__Stated task__
Give every line from the entries that contains "price".
***** Data for the task *****
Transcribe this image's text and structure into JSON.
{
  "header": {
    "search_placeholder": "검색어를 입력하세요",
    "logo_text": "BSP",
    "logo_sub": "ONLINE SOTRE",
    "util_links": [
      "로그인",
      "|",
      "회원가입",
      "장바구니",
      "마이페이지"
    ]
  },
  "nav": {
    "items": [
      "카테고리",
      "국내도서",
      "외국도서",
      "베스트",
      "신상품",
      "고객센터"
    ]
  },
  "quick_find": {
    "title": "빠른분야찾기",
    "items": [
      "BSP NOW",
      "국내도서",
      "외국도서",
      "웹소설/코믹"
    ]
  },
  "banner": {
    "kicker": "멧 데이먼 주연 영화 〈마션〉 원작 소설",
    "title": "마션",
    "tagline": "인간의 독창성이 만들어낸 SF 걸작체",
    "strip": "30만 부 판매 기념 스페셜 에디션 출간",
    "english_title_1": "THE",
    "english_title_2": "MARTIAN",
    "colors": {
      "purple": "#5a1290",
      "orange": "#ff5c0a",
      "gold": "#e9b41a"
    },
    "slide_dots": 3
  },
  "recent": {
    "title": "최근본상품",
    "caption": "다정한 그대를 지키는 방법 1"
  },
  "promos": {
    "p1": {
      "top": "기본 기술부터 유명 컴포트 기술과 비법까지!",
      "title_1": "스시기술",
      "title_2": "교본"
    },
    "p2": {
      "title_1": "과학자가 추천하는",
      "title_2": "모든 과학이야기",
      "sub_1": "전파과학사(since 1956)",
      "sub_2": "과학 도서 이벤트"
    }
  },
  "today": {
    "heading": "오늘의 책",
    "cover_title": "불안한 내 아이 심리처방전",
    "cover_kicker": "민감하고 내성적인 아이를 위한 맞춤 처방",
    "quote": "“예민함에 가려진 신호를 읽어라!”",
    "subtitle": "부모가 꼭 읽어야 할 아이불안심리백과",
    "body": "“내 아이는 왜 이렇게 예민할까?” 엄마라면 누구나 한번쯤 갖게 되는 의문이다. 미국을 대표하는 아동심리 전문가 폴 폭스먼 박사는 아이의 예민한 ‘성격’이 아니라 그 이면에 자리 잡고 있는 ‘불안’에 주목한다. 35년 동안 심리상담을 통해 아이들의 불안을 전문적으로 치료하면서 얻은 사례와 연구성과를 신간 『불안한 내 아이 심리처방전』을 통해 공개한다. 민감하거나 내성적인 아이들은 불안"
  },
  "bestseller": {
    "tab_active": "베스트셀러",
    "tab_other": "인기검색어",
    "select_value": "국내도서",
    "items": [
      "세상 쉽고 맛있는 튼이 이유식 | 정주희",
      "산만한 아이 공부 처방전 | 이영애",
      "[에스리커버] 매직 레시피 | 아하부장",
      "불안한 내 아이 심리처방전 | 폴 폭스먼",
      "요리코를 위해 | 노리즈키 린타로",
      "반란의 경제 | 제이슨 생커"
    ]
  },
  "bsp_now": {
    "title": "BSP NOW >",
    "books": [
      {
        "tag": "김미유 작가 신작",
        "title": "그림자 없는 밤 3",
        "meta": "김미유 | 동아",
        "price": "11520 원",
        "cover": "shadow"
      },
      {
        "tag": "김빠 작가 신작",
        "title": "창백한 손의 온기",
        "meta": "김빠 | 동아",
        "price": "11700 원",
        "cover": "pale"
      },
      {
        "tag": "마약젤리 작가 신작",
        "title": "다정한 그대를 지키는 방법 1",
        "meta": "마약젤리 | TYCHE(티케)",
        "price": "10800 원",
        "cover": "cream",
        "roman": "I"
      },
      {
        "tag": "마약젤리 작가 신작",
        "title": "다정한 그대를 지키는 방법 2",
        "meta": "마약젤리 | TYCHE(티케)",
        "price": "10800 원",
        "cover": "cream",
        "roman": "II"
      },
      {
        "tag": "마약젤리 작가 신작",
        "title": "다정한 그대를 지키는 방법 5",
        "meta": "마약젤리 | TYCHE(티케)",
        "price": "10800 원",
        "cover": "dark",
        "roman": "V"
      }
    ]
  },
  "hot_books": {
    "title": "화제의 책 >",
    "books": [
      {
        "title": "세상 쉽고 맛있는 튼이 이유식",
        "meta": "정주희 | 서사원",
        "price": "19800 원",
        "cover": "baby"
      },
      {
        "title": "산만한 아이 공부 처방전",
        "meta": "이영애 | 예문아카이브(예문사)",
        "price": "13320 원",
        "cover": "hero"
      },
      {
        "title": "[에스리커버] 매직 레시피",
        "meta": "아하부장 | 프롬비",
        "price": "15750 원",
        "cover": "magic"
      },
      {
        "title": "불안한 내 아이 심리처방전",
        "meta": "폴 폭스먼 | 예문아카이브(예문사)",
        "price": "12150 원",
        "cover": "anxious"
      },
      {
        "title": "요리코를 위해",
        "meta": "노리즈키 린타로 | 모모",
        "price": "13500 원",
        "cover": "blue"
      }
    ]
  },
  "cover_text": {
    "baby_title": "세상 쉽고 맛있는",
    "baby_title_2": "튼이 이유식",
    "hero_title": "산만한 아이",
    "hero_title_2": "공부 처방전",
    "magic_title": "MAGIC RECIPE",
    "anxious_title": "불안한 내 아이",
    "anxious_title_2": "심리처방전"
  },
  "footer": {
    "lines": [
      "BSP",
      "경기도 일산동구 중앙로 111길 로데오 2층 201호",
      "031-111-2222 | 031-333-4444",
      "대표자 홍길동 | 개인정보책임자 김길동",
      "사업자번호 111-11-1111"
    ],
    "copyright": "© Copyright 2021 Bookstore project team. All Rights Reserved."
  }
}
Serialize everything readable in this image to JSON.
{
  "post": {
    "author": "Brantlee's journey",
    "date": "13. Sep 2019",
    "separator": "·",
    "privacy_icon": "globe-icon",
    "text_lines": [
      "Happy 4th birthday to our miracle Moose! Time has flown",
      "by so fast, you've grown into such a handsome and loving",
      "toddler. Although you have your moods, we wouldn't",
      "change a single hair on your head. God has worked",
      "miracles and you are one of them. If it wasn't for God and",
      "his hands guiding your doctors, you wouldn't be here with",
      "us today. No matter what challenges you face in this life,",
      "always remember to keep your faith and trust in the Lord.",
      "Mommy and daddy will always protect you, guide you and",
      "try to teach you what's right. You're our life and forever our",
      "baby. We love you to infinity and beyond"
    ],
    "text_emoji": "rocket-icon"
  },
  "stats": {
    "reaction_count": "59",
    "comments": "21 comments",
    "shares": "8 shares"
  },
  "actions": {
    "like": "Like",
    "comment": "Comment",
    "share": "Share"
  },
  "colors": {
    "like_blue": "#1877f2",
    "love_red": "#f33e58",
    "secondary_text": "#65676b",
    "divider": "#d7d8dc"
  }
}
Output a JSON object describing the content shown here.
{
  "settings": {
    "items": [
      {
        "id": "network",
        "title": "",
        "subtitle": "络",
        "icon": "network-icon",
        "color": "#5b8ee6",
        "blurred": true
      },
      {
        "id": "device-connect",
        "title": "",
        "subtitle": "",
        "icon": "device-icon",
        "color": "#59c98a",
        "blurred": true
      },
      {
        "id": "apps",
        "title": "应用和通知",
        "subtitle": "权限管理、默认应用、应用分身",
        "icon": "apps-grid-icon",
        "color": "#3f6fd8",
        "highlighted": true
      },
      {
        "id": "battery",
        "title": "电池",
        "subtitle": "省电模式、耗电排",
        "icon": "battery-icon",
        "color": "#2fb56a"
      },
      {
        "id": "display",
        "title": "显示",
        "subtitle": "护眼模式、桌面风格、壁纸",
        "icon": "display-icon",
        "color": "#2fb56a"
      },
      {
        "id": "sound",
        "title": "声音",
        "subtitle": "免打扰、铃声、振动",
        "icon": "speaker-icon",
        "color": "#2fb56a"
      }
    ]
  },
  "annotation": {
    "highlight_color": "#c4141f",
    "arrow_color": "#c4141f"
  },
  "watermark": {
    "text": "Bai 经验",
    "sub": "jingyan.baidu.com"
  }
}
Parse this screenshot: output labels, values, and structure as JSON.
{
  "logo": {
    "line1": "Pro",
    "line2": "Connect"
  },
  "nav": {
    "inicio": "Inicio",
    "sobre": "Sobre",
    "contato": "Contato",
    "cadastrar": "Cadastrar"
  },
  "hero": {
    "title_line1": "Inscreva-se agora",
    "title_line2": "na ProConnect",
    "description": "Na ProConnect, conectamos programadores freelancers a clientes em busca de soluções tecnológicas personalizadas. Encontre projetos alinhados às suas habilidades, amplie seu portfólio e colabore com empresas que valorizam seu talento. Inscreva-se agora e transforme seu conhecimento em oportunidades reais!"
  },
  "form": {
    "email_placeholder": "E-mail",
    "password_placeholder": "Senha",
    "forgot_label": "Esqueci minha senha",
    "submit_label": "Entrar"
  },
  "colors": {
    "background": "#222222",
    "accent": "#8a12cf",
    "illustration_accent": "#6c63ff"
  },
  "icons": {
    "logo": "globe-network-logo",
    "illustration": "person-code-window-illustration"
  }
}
*****
__Task result__
        "price": "11520 원",
        "price": "11700 원",
        "price": "10800 원",
        "price": "10800 원",
        "price": "10800 원",
        "price": "19800 원",
        "price": "13320 원",
        "price": "15750 원",
        "price": "12150 원",
        "price": "13500 원",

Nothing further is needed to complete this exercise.